#### Dataset items:
** Begin **
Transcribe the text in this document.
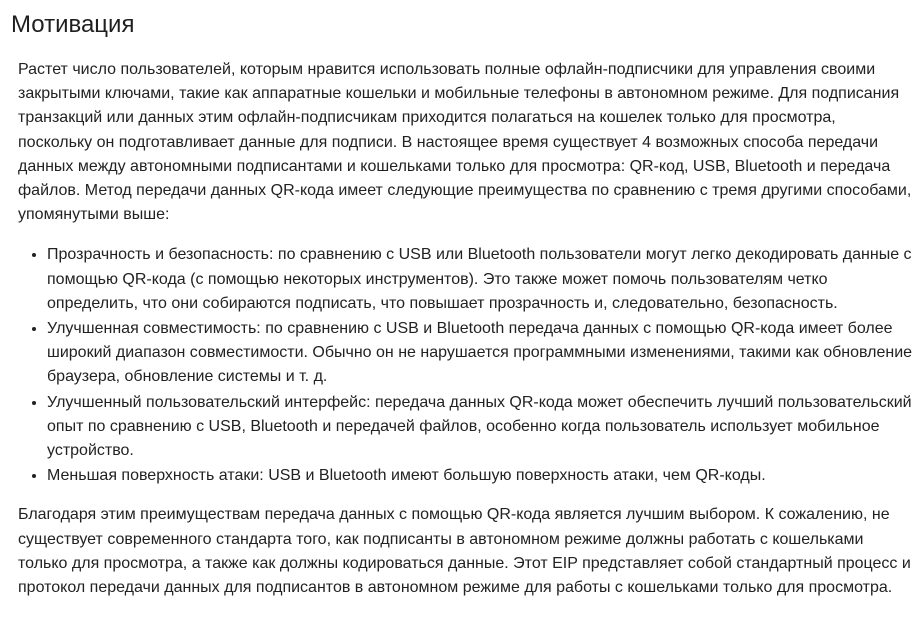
Мотивация

Растет число пользователей, которым нравится использовать полные офлайн-подписчики для управления своими закрытыми ключами, такие как аппаратные кошельки и мобильные телефоны в автономном режиме. Для подписания транзакций или данных этим офлайн-подписчикам приходится полагаться на кошелек только для просмотра, поскольку он подготавливает данные для подписи. В настоящее время существует 4 возможных способа передачи данных между автономными подписантами и кошельками только для просмотра: QR-код, USB, Bluetooth и передача файлов. Метод передачи данных QR-кода имеет следующие преимущества по сравнению с тремя другими способами, упомянутыми выше:

• Прозрачность и безопасность: по сравнению с USB или Bluetooth пользователи могут легко декодировать данные с помощью QR-кода (с помощью некоторых инструментов). Это также может помочь пользователям четко определить, что они собираются подписать, что повышает прозрачность и, следовательно, безопасность.
• Улучшенная совместимость: по сравнению с USB и Bluetooth передача данных с помощью QR-кода имеет более широкий диапазон совместимости. Обычно он не нарушается программными изменениями, такими как обновление браузера, обновление системы и т. д.
• Улучшенный пользовательский интерфейс: передача данных QR-кода может обеспечить лучший пользовательский опыт по сравнению с USB, Bluetooth и передачей файлов, особенно когда пользователь использует мобильное устройство.
• Меньшая поверхность атаки: USB и Bluetooth имеют большую поверхность атаки, чем QR-коды.

Благодаря этим преимуществам передача данных с помощью QR-кода является лучшим выбором. К сожалению, не существует современного стандарта того, как подписанты в автономном режиме должны работать с кошельками только для просмотра, а также как должны кодироваться данные. Этот EIP представляет собой стандартный процесс и протокол передачи данных для подписантов в автономном режиме для работы с кошельками только для просмотра.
** End **
#### Request:
Copy every record character for character. Skip the pictures.

#### Finished answer:
Transcribe the text in this document.
Мотивация

Растет число пользователей, которым нравится использовать полные офлайн-подписчики для управления своими закрытыми ключами, такие как аппаратные кошельки и мобильные телефоны в автономном режиме. Для подписания транзакций или данных этим офлайн-подписчикам приходится полагаться на кошелек только для просмотра, поскольку он подготавливает данные для подписи. В настоящее время существует 4 возможных способа передачи данных между автономными подписантами и кошельками только для просмотра: QR-код, USB, Bluetooth и передача файлов. Метод передачи данных QR-кода имеет следующие преимущества по сравнению с тремя другими способами, упомянутыми выше:

• Прозрачность и безопасность: по сравнению с USB или Bluetooth пользователи могут легко декодировать данные с помощью QR-кода (с помощью некоторых инструментов). Это также может помочь пользователям четко определить, что они собираются подписать, что повышает прозрачность и, следовательно, безопасность.
• Улучшенная совместимость: по сравнению с USB и Bluetooth передача данных с помощью QR-кода имеет более широкий диапазон совместимости. Обычно он не нарушается программными изменениями, такими как обновление браузера, обновление системы и т. д.
• Улучшенный пользовательский интерфейс: передача данных QR-кода может обеспечить лучший пользовательский опыт по сравнению с USB, Bluetooth и передачей файлов, особенно когда пользователь использует мобильное устройство.
• Меньшая поверхность атаки: USB и Bluetooth имеют большую поверхность атаки, чем QR-коды.

Благодаря этим преимуществам передача данных с помощью QR-кода является лучшим выбором. К сожалению, не существует современного стандарта того, как подписанты в автономном режиме должны работать с кошельками только для просмотра, а также как должны кодироваться данные. Этот EIP представляет собой стандартный процесс и протокол передачи данных для подписантов в автономном режиме для работы с кошельками только для просмотра.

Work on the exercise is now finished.